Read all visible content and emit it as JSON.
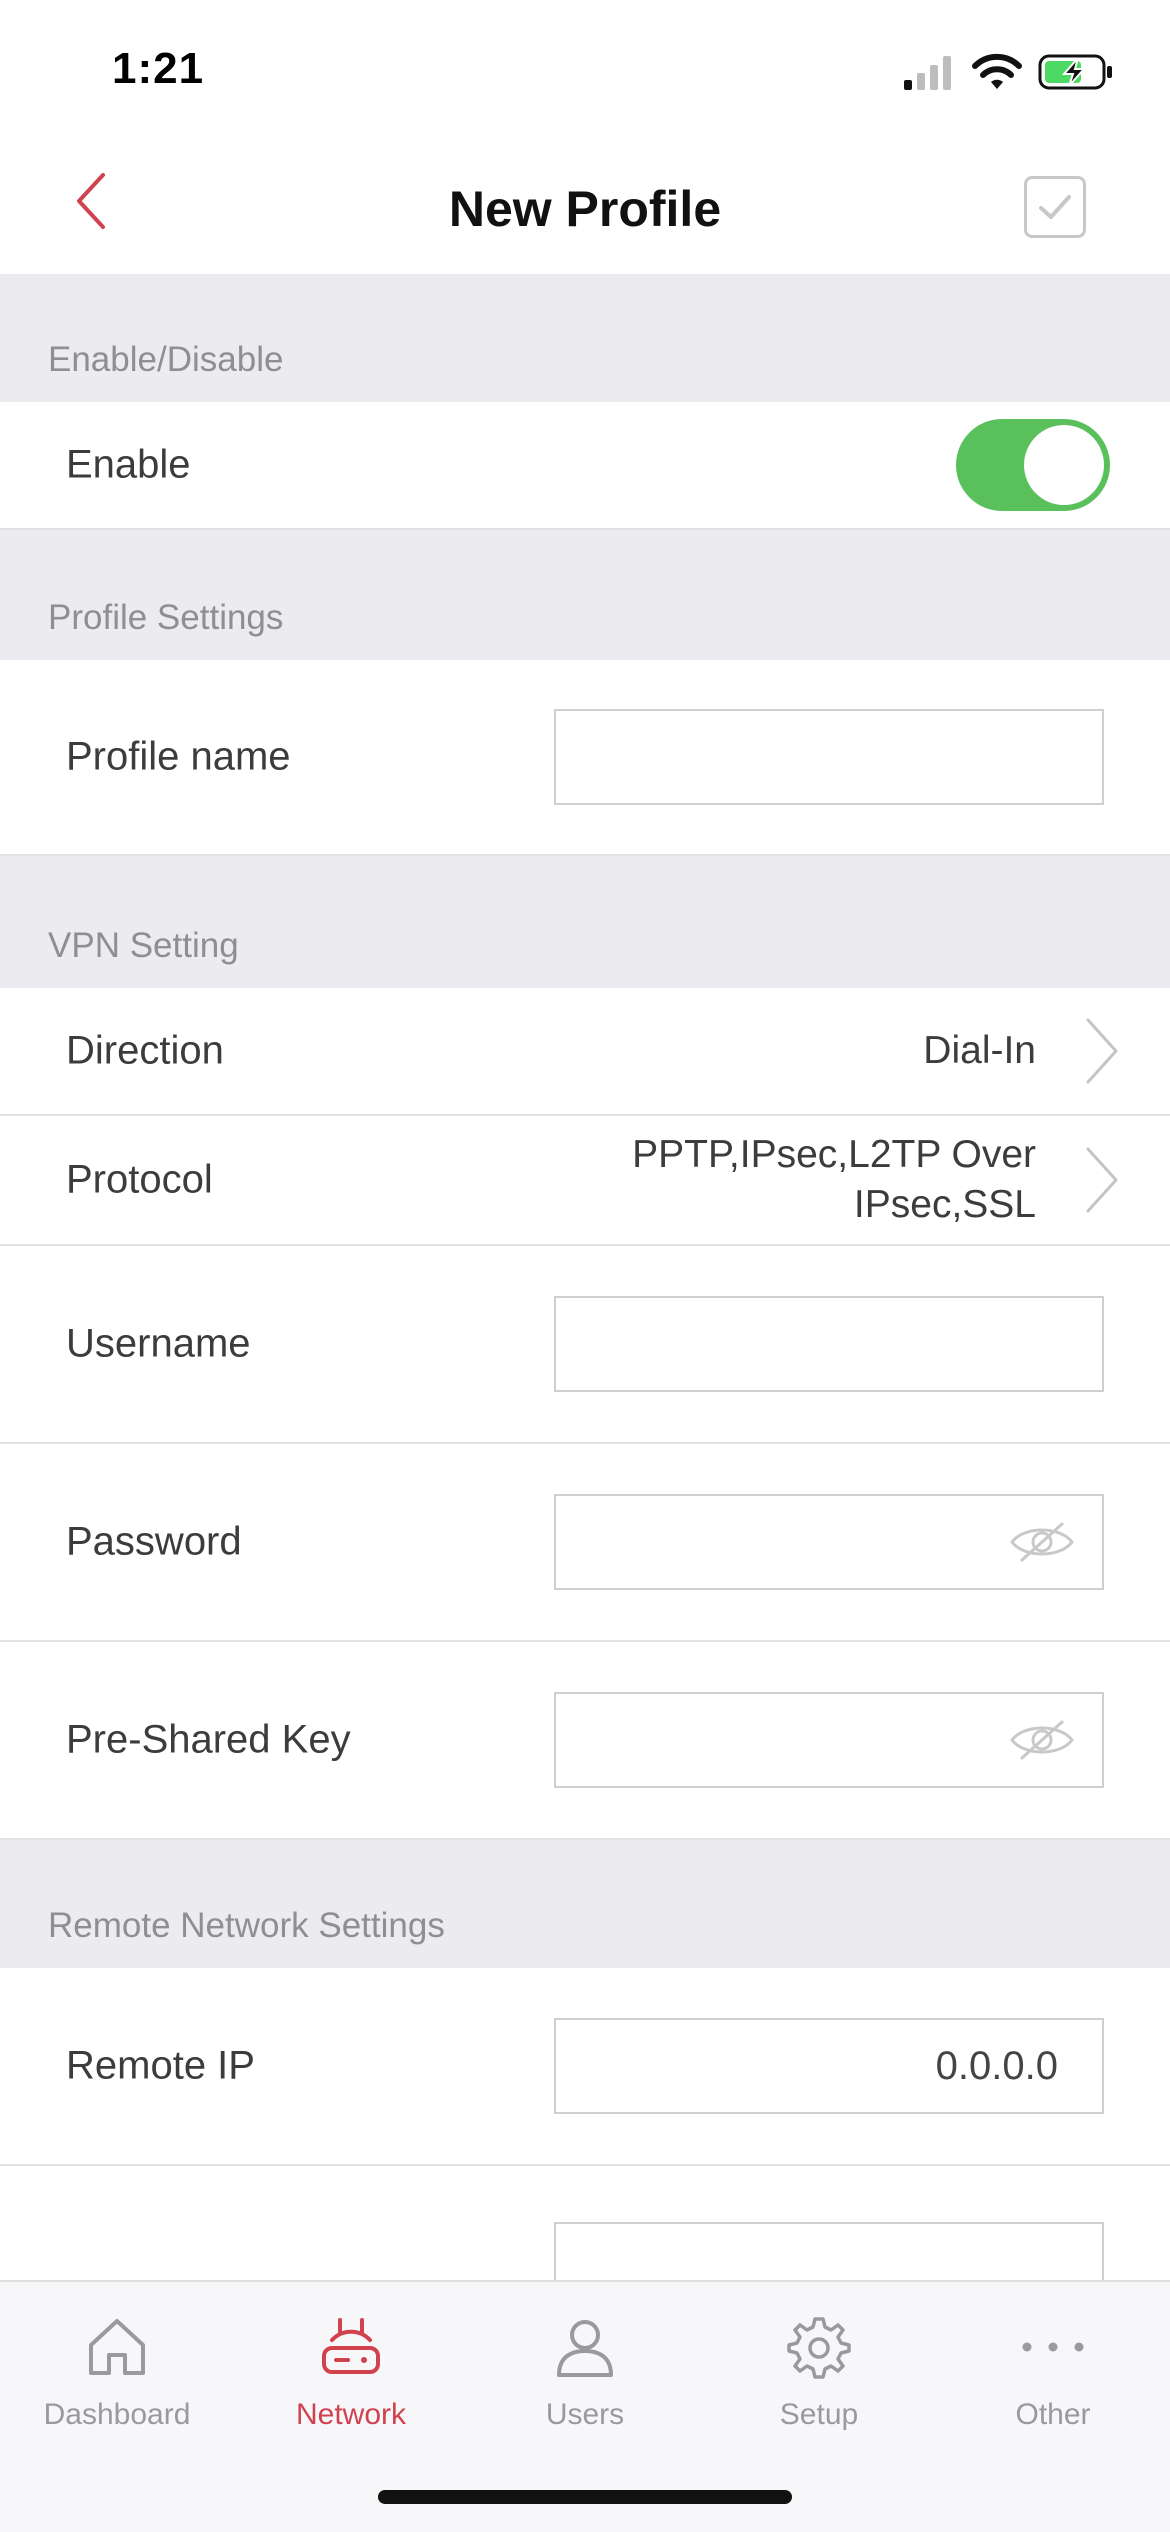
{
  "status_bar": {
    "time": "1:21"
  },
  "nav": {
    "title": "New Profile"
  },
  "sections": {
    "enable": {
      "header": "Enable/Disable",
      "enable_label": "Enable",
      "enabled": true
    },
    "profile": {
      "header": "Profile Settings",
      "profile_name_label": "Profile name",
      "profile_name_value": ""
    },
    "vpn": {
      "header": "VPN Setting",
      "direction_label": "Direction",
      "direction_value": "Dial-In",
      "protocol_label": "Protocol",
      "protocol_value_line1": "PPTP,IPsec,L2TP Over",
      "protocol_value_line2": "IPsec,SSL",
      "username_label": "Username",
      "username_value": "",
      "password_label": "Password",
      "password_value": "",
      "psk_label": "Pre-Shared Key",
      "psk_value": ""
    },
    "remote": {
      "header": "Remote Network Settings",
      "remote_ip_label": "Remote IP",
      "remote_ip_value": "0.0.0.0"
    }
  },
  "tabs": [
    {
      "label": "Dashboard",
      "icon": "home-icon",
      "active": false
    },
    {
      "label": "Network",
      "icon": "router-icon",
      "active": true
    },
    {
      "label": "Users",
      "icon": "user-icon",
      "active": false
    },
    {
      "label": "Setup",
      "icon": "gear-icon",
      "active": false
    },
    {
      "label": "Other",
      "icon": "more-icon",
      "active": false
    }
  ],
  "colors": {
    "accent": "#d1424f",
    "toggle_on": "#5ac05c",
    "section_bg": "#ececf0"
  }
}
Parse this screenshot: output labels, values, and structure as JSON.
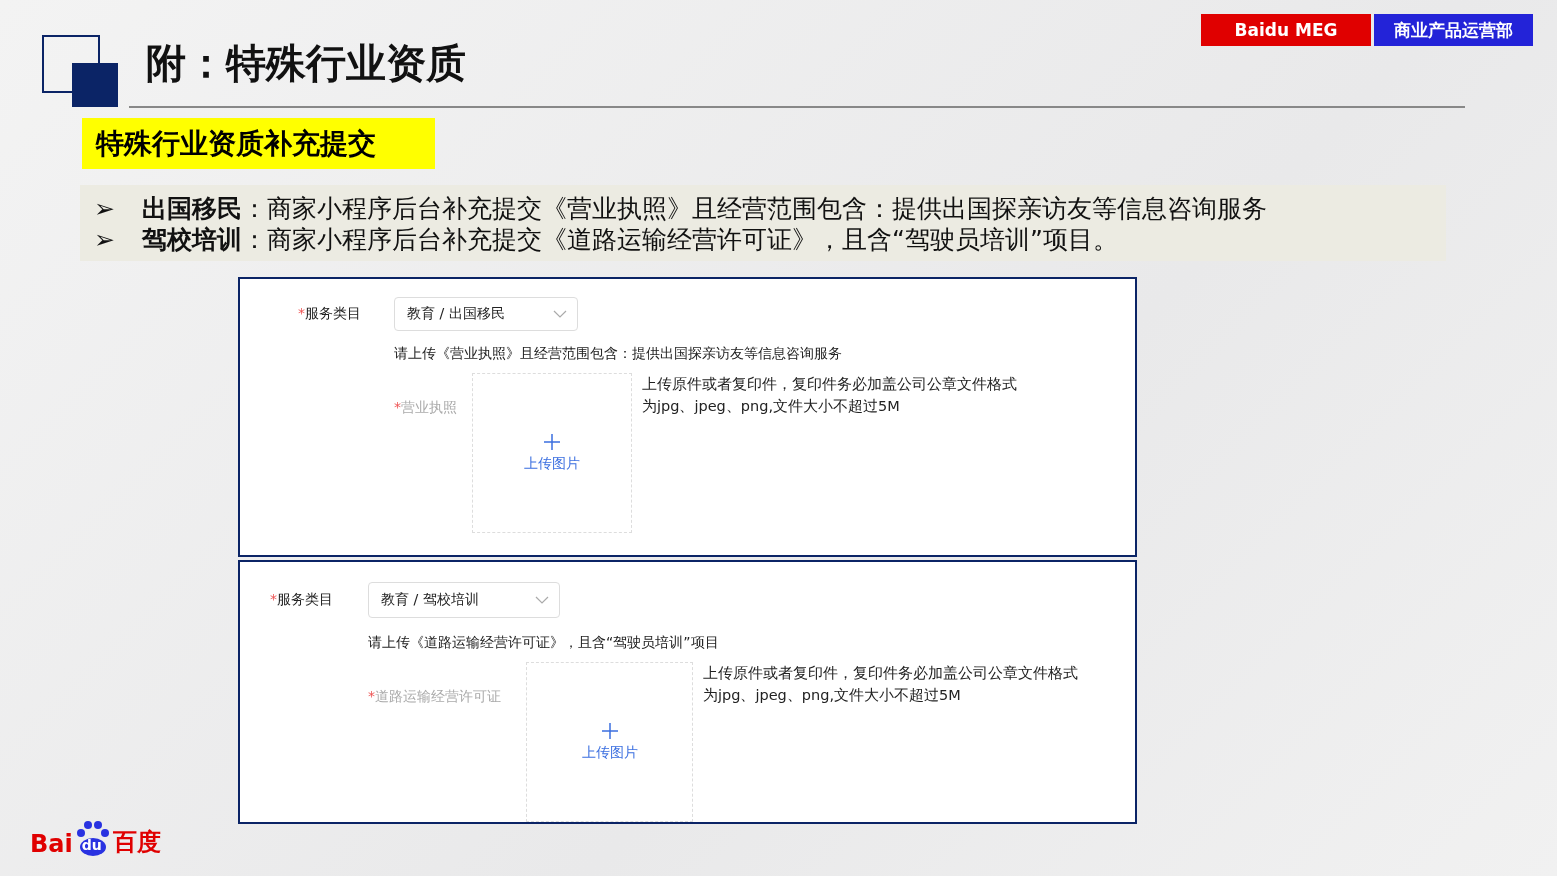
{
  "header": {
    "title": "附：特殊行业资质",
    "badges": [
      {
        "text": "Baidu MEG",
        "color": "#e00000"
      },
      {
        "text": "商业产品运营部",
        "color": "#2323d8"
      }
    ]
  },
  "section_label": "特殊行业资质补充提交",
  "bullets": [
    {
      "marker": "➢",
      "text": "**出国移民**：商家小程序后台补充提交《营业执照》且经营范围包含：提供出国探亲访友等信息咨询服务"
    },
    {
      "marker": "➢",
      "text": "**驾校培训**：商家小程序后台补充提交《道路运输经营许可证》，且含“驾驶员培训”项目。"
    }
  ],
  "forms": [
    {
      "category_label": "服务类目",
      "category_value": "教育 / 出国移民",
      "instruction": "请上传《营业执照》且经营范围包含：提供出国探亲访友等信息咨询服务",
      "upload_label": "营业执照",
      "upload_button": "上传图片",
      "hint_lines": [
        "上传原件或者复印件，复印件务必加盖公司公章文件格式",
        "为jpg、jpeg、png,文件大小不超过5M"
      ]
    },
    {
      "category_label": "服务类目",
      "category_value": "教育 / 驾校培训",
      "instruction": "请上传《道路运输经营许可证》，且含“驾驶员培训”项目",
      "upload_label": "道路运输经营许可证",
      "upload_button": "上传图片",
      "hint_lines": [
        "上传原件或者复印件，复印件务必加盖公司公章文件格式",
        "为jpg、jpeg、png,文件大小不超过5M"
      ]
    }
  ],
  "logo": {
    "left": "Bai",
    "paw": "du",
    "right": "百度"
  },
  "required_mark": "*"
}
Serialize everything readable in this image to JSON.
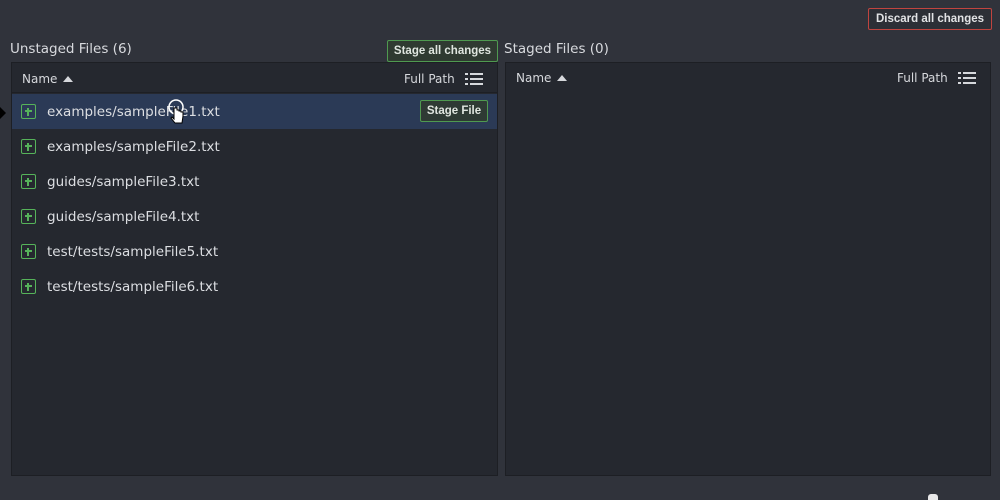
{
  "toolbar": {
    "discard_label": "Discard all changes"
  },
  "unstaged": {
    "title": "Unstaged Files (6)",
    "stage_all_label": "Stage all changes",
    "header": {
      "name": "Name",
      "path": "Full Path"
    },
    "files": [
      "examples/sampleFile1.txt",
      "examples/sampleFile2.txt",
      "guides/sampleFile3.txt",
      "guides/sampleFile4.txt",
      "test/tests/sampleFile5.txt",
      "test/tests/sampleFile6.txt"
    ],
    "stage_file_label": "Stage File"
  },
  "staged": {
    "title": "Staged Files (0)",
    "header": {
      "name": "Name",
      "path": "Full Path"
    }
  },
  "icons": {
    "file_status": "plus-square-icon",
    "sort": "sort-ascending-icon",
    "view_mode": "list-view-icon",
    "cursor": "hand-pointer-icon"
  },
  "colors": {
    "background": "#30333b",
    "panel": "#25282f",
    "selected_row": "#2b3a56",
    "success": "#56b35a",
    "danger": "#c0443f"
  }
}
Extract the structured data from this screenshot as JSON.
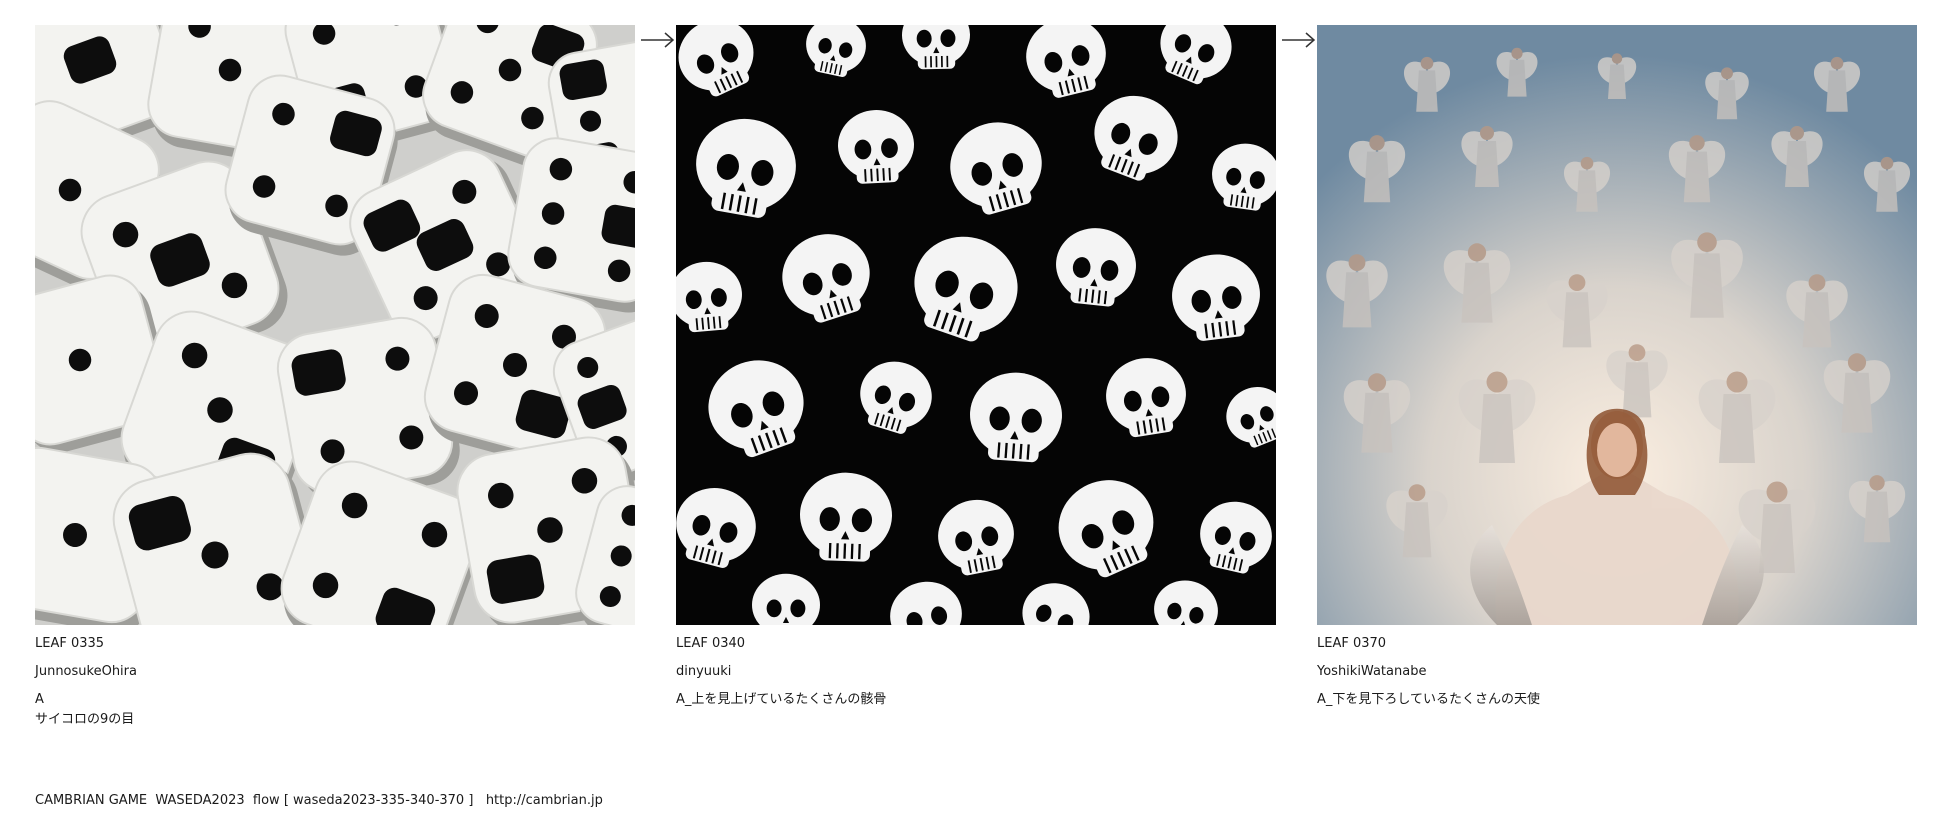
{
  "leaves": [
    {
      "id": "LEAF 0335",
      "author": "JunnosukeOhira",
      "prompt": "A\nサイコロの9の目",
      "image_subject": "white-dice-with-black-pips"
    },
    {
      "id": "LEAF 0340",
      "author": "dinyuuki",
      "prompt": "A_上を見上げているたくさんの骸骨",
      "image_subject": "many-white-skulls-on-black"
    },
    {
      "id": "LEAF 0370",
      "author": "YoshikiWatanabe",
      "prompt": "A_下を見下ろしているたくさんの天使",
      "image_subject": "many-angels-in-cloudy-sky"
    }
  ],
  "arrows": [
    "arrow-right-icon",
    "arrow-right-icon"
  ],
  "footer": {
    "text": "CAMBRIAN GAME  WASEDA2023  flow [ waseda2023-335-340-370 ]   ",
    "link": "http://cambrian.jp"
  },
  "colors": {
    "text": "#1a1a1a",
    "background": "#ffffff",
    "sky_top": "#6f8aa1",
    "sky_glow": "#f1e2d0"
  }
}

════════

> **GOAL OF THE EXERCISE**:
Exclude the pictures and repeat every other part of the records word for word.

> **TASK RESULT**:
Read all visible content and emit it as JSON.
{
  "status_bar": {
    "time": "1:21"
  },
  "nav": {
    "title": "New Profile"
  },
  "sections": {
    "enable": {
      "header": "Enable/Disable",
      "enable_label": "Enable",
      "enabled": true
    },
    "profile": {
      "header": "Profile Settings",
      "profile_name_label": "Profile name",
      "profile_name_value": ""
    },
    "vpn": {
      "header": "VPN Setting",
      "direction_label": "Direction",
      "direction_value": "Dial-In",
      "protocol_label": "Protocol",
      "protocol_value_line1": "PPTP,IPsec,L2TP Over",
      "protocol_value_line2": "IPsec,SSL",
      "username_label": "Username",
      "username_value": "",
      "password_label": "Password",
      "password_value": "",
      "psk_label": "Pre-Shared Key",
      "psk_value": ""
    },
    "remote": {
      "header": "Remote Network Settings",
      "remote_ip_label": "Remote IP",
      "remote_ip_value": "0.0.0.0"
    }
  },
  "tabs": [
    {
      "label": "Dashboard",
      "icon": "home-icon",
      "active": false
    },
    {
      "label": "Network",
      "icon": "router-icon",
      "active": true
    },
    {
      "label": "Users",
      "icon": "user-icon",
      "active": false
    },
    {
      "label": "Setup",
      "icon": "gear-icon",
      "active": false
    },
    {
      "label": "Other",
      "icon": "more-icon",
      "active": false
    }
  ],
  "colors": {
    "accent": "#d1424f",
    "toggle_on": "#5ac05c",
    "section_bg": "#ececf0"
  }
}
Parse this screenshot: output labels, values, and structure as JSON.
{
  "header": {
    "title": "附：特殊行业资质",
    "badges": [
      {
        "text": "Baidu MEG",
        "color": "#e00000"
      },
      {
        "text": "商业产品运营部",
        "color": "#2323d8"
      }
    ]
  },
  "section_label": "特殊行业资质补充提交",
  "bullets": [
    {
      "marker": "➢",
      "text": "**出国移民**：商家小程序后台补充提交《营业执照》且经营范围包含：提供出国探亲访友等信息咨询服务"
    },
    {
      "marker": "➢",
      "text": "**驾校培训**：商家小程序后台补充提交《道路运输经营许可证》，且含“驾驶员培训”项目。"
    }
  ],
  "forms": [
    {
      "category_label": "服务类目",
      "category_value": "教育 / 出国移民",
      "instruction": "请上传《营业执照》且经营范围包含：提供出国探亲访友等信息咨询服务",
      "upload_label": "营业执照",
      "upload_button": "上传图片",
      "hint_lines": [
        "上传原件或者复印件，复印件务必加盖公司公章文件格式",
        "为jpg、jpeg、png,文件大小不超过5M"
      ]
    },
    {
      "category_label": "服务类目",
      "category_value": "教育 / 驾校培训",
      "instruction": "请上传《道路运输经营许可证》，且含“驾驶员培训”项目",
      "upload_label": "道路运输经营许可证",
      "upload_button": "上传图片",
      "hint_lines": [
        "上传原件或者复印件，复印件务必加盖公司公章文件格式",
        "为jpg、jpeg、png,文件大小不超过5M"
      ]
    }
  ],
  "logo": {
    "left": "Bai",
    "paw": "du",
    "right": "百度"
  },
  "required_mark": "*"
}
Serialize everything readable in this image to JSON.
{
  "toolbar": {
    "discard_label": "Discard all changes"
  },
  "unstaged": {
    "title": "Unstaged Files (6)",
    "stage_all_label": "Stage all changes",
    "header": {
      "name": "Name",
      "path": "Full Path"
    },
    "files": [
      "examples/sampleFile1.txt",
      "examples/sampleFile2.txt",
      "guides/sampleFile3.txt",
      "guides/sampleFile4.txt",
      "test/tests/sampleFile5.txt",
      "test/tests/sampleFile6.txt"
    ],
    "stage_file_label": "Stage File"
  },
  "staged": {
    "title": "Staged Files (0)",
    "header": {
      "name": "Name",
      "path": "Full Path"
    }
  },
  "icons": {
    "file_status": "plus-square-icon",
    "sort": "sort-ascending-icon",
    "view_mode": "list-view-icon",
    "cursor": "hand-pointer-icon"
  },
  "colors": {
    "background": "#30333b",
    "panel": "#25282f",
    "selected_row": "#2b3a56",
    "success": "#56b35a",
    "danger": "#c0443f"
  }
}
Extract the structured data from this screenshot as JSON.
{
  "leaves": [
    {
      "id": "LEAF 0335",
      "author": "JunnosukeOhira",
      "prompt": "A\nサイコロの9の目",
      "image_subject": "white-dice-with-black-pips"
    },
    {
      "id": "LEAF 0340",
      "author": "dinyuuki",
      "prompt": "A_上を見上げているたくさんの骸骨",
      "image_subject": "many-white-skulls-on-black"
    },
    {
      "id": "LEAF 0370",
      "author": "YoshikiWatanabe",
      "prompt": "A_下を見下ろしているたくさんの天使",
      "image_subject": "many-angels-in-cloudy-sky"
    }
  ],
  "arrows": [
    "arrow-right-icon",
    "arrow-right-icon"
  ],
  "footer": {
    "text": "CAMBRIAN GAME  WASEDA2023  flow [ waseda2023-335-340-370 ]   ",
    "link": "http://cambrian.jp"
  },
  "colors": {
    "text": "#1a1a1a",
    "background": "#ffffff",
    "sky_top": "#6f8aa1",
    "sky_glow": "#f1e2d0"
  }
}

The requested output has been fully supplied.